Records for processing.
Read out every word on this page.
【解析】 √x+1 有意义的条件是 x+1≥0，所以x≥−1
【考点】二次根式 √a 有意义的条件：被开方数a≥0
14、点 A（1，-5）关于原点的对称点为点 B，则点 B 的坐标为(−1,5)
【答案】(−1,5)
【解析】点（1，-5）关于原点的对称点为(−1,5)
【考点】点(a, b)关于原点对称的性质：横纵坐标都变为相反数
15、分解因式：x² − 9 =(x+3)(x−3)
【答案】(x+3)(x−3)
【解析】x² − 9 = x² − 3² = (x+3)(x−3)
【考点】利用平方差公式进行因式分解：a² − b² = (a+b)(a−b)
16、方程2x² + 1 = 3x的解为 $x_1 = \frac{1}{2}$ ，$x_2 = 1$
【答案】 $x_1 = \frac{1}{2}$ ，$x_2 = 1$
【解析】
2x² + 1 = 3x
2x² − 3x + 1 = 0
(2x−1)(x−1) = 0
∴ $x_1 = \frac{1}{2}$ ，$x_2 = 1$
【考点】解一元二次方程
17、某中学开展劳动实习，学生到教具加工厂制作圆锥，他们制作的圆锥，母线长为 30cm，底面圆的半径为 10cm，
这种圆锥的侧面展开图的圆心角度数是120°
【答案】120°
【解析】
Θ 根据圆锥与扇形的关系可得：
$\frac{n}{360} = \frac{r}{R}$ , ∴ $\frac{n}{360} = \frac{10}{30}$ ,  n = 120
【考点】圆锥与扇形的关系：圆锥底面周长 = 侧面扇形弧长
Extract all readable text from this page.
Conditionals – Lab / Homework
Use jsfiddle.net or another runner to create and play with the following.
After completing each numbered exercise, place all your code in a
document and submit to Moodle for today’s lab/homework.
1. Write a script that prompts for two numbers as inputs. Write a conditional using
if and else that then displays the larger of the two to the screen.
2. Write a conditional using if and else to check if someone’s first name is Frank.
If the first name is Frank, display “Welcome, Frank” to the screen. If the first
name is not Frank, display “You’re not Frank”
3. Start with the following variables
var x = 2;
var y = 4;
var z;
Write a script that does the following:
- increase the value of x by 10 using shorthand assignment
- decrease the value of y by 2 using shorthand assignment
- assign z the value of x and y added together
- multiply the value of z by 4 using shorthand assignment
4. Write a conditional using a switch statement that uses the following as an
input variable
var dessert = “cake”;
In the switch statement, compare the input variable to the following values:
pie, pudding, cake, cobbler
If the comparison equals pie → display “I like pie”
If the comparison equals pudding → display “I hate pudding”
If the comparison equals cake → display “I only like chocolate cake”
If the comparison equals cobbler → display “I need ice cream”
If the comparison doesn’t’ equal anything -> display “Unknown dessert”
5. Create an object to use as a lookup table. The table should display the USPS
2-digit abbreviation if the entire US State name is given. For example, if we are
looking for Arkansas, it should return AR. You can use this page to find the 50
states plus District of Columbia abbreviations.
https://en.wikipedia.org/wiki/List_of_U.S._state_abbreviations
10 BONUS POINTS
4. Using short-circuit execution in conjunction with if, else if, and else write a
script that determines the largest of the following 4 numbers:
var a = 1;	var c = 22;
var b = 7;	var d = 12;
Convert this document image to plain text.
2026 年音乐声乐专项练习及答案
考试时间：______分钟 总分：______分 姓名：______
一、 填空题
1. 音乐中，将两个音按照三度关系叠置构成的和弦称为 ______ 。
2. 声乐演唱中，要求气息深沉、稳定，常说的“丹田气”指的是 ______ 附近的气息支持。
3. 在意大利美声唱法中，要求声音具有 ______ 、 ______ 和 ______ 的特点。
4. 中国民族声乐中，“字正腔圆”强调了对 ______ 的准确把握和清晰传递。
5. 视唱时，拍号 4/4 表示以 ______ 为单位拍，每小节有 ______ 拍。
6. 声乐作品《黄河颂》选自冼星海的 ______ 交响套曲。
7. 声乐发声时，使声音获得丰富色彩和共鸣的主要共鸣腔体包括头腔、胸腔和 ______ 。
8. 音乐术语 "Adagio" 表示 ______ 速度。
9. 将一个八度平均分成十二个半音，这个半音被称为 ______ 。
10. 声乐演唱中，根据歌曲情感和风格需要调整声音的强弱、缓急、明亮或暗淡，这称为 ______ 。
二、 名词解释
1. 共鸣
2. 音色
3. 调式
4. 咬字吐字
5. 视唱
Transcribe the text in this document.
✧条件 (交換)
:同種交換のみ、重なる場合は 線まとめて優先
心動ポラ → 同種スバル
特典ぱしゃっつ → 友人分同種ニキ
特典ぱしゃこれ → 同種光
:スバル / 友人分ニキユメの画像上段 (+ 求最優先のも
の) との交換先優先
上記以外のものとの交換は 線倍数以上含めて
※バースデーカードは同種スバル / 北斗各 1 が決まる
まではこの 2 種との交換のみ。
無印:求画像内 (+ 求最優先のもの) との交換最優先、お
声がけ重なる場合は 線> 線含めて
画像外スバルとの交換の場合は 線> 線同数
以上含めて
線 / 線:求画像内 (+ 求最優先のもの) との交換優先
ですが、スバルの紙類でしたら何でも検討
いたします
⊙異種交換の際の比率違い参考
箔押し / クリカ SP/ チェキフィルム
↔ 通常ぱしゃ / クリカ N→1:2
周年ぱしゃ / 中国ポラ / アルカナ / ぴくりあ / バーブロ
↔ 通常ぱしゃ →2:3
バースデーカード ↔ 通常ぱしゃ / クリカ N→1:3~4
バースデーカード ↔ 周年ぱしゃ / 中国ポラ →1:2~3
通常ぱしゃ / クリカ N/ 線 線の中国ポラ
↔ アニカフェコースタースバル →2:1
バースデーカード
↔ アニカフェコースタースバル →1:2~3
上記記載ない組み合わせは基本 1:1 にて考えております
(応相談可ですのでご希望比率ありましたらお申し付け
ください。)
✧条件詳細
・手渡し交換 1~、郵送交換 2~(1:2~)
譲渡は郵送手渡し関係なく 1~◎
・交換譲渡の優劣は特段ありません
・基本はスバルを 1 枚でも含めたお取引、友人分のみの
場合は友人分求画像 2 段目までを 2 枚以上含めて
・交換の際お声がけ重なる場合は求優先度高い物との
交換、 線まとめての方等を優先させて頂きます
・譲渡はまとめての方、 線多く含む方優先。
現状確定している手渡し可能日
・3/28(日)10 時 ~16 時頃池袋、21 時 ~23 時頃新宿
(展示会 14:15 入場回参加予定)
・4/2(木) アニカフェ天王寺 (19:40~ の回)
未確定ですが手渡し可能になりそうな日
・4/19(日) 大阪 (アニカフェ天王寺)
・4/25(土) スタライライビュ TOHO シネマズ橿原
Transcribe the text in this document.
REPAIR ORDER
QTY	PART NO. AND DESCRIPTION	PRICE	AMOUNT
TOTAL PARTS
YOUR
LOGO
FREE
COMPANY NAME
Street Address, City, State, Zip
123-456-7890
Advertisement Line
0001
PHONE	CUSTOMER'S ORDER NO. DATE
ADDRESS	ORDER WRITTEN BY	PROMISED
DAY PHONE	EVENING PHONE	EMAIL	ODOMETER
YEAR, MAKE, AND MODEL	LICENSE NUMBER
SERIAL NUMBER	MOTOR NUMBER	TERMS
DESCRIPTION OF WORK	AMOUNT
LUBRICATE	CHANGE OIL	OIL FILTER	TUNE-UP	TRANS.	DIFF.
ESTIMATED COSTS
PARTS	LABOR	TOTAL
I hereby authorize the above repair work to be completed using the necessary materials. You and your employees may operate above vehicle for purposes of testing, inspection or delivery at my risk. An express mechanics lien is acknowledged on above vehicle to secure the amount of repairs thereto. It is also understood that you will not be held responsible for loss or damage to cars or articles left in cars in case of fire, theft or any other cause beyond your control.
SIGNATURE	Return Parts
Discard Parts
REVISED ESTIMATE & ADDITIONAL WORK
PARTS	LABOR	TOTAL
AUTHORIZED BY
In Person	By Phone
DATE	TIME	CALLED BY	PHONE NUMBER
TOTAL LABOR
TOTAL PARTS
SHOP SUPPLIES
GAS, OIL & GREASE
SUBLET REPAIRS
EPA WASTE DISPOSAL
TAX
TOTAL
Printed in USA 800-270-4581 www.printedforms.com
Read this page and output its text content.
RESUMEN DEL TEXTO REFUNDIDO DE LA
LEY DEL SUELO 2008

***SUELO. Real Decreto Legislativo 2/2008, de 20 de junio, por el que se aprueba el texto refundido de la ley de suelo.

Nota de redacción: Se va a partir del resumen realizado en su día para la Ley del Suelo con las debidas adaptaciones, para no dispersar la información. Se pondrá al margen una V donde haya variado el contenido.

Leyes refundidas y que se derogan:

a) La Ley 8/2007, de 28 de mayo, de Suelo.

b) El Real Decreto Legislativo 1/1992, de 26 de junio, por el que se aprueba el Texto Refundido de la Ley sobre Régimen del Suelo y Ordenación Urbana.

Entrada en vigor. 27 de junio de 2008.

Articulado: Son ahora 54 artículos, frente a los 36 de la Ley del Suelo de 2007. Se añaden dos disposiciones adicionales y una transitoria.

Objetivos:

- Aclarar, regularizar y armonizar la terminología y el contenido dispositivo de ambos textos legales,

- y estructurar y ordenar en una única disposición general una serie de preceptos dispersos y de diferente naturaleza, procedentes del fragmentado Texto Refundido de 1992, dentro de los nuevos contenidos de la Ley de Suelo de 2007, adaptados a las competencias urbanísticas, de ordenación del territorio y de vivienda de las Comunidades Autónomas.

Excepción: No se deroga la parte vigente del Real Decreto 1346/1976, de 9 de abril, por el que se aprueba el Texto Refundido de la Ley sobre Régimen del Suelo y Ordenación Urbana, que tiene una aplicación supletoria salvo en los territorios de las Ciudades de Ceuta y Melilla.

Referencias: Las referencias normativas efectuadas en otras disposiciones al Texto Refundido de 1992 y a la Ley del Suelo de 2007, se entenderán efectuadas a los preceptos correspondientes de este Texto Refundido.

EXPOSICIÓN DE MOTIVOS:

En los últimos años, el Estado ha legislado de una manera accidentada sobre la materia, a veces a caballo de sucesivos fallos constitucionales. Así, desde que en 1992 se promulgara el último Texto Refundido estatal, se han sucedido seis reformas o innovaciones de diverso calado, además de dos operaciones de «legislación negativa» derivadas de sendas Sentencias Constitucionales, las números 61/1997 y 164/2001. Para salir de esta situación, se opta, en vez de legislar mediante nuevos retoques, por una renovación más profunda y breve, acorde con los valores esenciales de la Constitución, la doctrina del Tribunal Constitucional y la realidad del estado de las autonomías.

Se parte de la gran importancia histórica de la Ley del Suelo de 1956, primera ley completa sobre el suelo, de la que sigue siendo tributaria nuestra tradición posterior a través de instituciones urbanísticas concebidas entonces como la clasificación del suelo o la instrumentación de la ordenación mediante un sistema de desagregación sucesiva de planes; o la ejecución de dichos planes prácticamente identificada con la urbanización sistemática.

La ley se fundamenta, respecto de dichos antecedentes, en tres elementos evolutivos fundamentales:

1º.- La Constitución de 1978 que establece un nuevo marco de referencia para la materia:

Problem description. All lines above containing the string "equals" are to be collected.

Output for this task.
If the comparison equals pie → display “I like pie”
If the comparison equals pudding → display “I hate pudding”
If the comparison equals cake → display “I only like chocolate cake”
If the comparison equals cobbler → display “I need ice cream”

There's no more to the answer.